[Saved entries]

--- Start ---

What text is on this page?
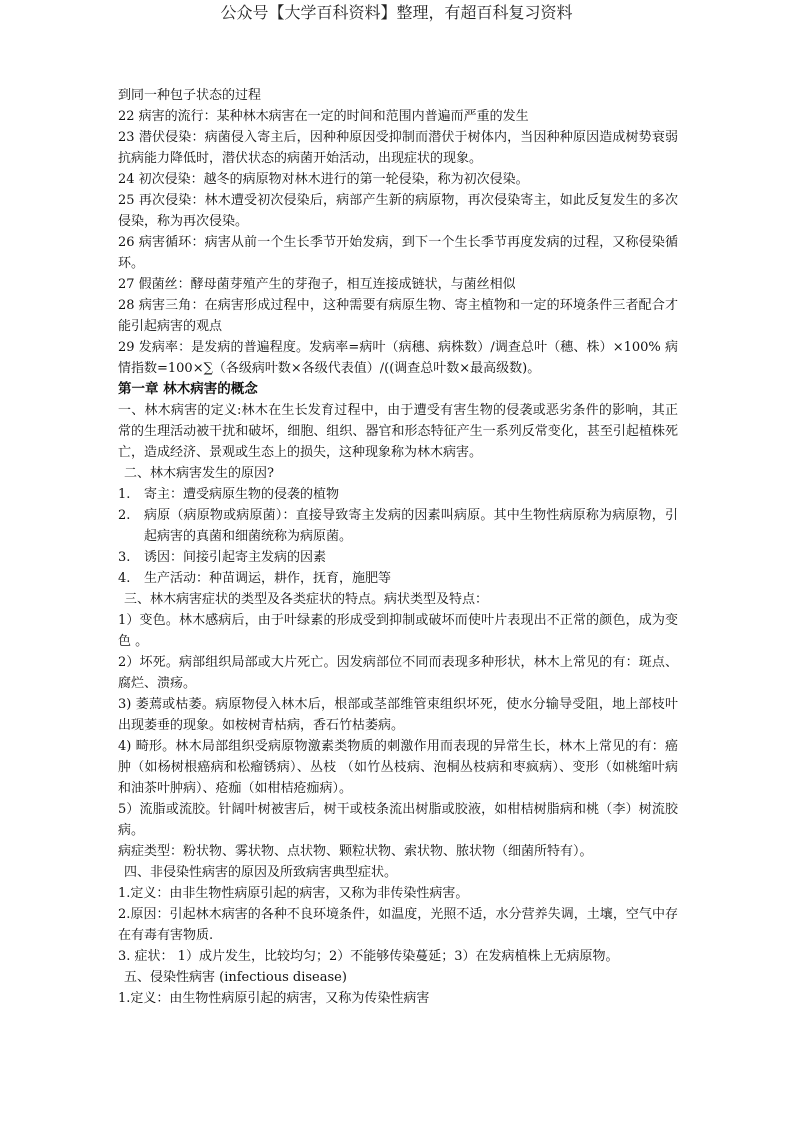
公众号【大学百科资料】整理，有超百科复习资料

到同一种包子状态的过程

22 病害的流行：某种林木病害在一定的时间和范围内普遍而严重的发生

23 潜伏侵染：病菌侵入寄主后，因种种原因受抑制而潜伏于树体内，当因种种原因造成树势衰弱抗病能力降低时，潜伏状态的病菌开始活动，出现症状的现象。

24 初次侵染：越冬的病原物对林木进行的第一轮侵染，称为初次侵染。

25 再次侵染：林木遭受初次侵染后，病部产生新的病原物，再次侵染寄主，如此反复发生的多次侵染，称为再次侵染。

26 病害循环：病害从前一个生长季节开始发病，到下一个生长季节再度发病的过程，又称侵染循环。

27 假菌丝：酵母菌芽殖产生的芽孢子，相互连接成链状，与菌丝相似

28 病害三角：在病害形成过程中，这种需要有病原生物、寄主植物和一定的环境条件三者配合才能引起病害的观点

29 发病率：是发病的普遍程度。发病率=病叶（病穗、病株数）/调查总叶（穗、株）×100% 病情指数=100×∑（各级病叶数×各级代表值）/((调查总叶数×最高级数)。

第一章 林木病害的概念

一、林木病害的定义:林木在生长发育过程中，由于遭受有害生物的侵袭或恶劣条件的影响，其正常的生理活动被干扰和破坏，细胞、组织、器官和形态特征产生一系列反常变化，甚至引起植株死亡，造成经济、景观或生态上的损失，这种现象称为林木病害。

二、林木病害发生的原因?

1. 寄主：遭受病原生物的侵袭的植物

2. 病原（病原物或病原菌）：直接导致寄主发病的因素叫病原。其中生物性病原称为病原物，引起病害的真菌和细菌统称为病原菌。

3. 诱因：间接引起寄主发病的因素

4. 生产活动：种苗调运，耕作，抚育，施肥等

三、林木病害症状的类型及各类症状的特点。病状类型及特点：

1）变色。林木感病后，由于叶绿素的形成受到抑制或破坏而使叶片表现出不正常的颜色，成为变色 。

2）坏死。病部组织局部或大片死亡。因发病部位不同而表现多种形状，林木上常见的有：斑点、腐烂、溃疡。

3) 萎蔫或枯萎。病原物侵入林木后，根部或茎部维管束组织坏死，使水分输导受阻，地上部枝叶出现萎垂的现象。如桉树青枯病，香石竹枯萎病。

4) 畸形。林木局部组织受病原物激素类物质的刺激作用而表现的异常生长，林木上常见的有：癌肿（如杨树根癌病和松瘤锈病）、丛枝 （如竹丛枝病、泡桐丛枝病和枣疯病）、变形（如桃缩叶病和油茶叶肿病）、疮痂（如柑桔疮痂病）。

5）流脂或流胶。针阔叶树被害后，树干或枝条流出树脂或胶液，如柑桔树脂病和桃（李）树流胶病。

病症类型：粉状物、雾状物、点状物、颗粒状物、索状物、脓状物（细菌所特有）。

四、非侵染性病害的原因及所致病害典型症状。

1.定义：由非生物性病原引起的病害，又称为非传染性病害。

2.原因：引起林木病害的各种不良环境条件，如温度，光照不适，水分营养失调，土壤，空气中存在有毒有害物质.

3. 症状： 1）成片发生，比较均匀；2）不能够传染蔓延；3）在发病植株上无病原物。

五、侵染性病害 (infectious disease)

1.定义：由生物性病原引起的病害，又称为传染性病害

--- End ---

Except for the pictures, reproduce every line exactly.

What text is on this page?
公众号【大学百科资料】整理，有超百科复习资料

到同一种包子状态的过程

22 病害的流行：某种林木病害在一定的时间和范围内普遍而严重的发生

23 潜伏侵染：病菌侵入寄主后，因种种原因受抑制而潜伏于树体内，当因种种原因造成树势衰弱抗病能力降低时，潜伏状态的病菌开始活动，出现症状的现象。

24 初次侵染：越冬的病原物对林木进行的第一轮侵染，称为初次侵染。

25 再次侵染：林木遭受初次侵染后，病部产生新的病原物，再次侵染寄主，如此反复发生的多次侵染，称为再次侵染。

26 病害循环：病害从前一个生长季节开始发病，到下一个生长季节再度发病的过程，又称侵染循环。

27 假菌丝：酵母菌芽殖产生的芽孢子，相互连接成链状，与菌丝相似

28 病害三角：在病害形成过程中，这种需要有病原生物、寄主植物和一定的环境条件三者配合才能引起病害的观点

29 发病率：是发病的普遍程度。发病率=病叶（病穗、病株数）/调查总叶（穗、株）×100% 病情指数=100×∑（各级病叶数×各级代表值）/((调查总叶数×最高级数)。

第一章 林木病害的概念

一、林木病害的定义:林木在生长发育过程中，由于遭受有害生物的侵袭或恶劣条件的影响，其正常的生理活动被干扰和破坏，细胞、组织、器官和形态特征产生一系列反常变化，甚至引起植株死亡，造成经济、景观或生态上的损失，这种现象称为林木病害。

二、林木病害发生的原因?

1. 寄主：遭受病原生物的侵袭的植物

2. 病原（病原物或病原菌）：直接导致寄主发病的因素叫病原。其中生物性病原称为病原物，引起病害的真菌和细菌统称为病原菌。

3. 诱因：间接引起寄主发病的因素

4. 生产活动：种苗调运，耕作，抚育，施肥等

三、林木病害症状的类型及各类症状的特点。病状类型及特点：

1）变色。林木感病后，由于叶绿素的形成受到抑制或破坏而使叶片表现出不正常的颜色，成为变色 。

2）坏死。病部组织局部或大片死亡。因发病部位不同而表现多种形状，林木上常见的有：斑点、腐烂、溃疡。

3) 萎蔫或枯萎。病原物侵入林木后，根部或茎部维管束组织坏死，使水分输导受阻，地上部枝叶出现萎垂的现象。如桉树青枯病，香石竹枯萎病。

4) 畸形。林木局部组织受病原物激素类物质的刺激作用而表现的异常生长，林木上常见的有：癌肿（如杨树根癌病和松瘤锈病）、丛枝 （如竹丛枝病、泡桐丛枝病和枣疯病）、变形（如桃缩叶病和油茶叶肿病）、疮痂（如柑桔疮痂病）。

5）流脂或流胶。针阔叶树被害后，树干或枝条流出树脂或胶液，如柑桔树脂病和桃（李）树流胶病。

病症类型：粉状物、雾状物、点状物、颗粒状物、索状物、脓状物（细菌所特有）。

四、非侵染性病害的原因及所致病害典型症状。

1.定义：由非生物性病原引起的病害，又称为非传染性病害。

2.原因：引起林木病害的各种不良环境条件，如温度，光照不适，水分营养失调，土壤，空气中存在有毒有害物质.

3. 症状： 1）成片发生，比较均匀；2）不能够传染蔓延；3）在发病植株上无病原物。

五、侵染性病害 (infectious disease)

1.定义：由生物性病原引起的病害，又称为传染性病害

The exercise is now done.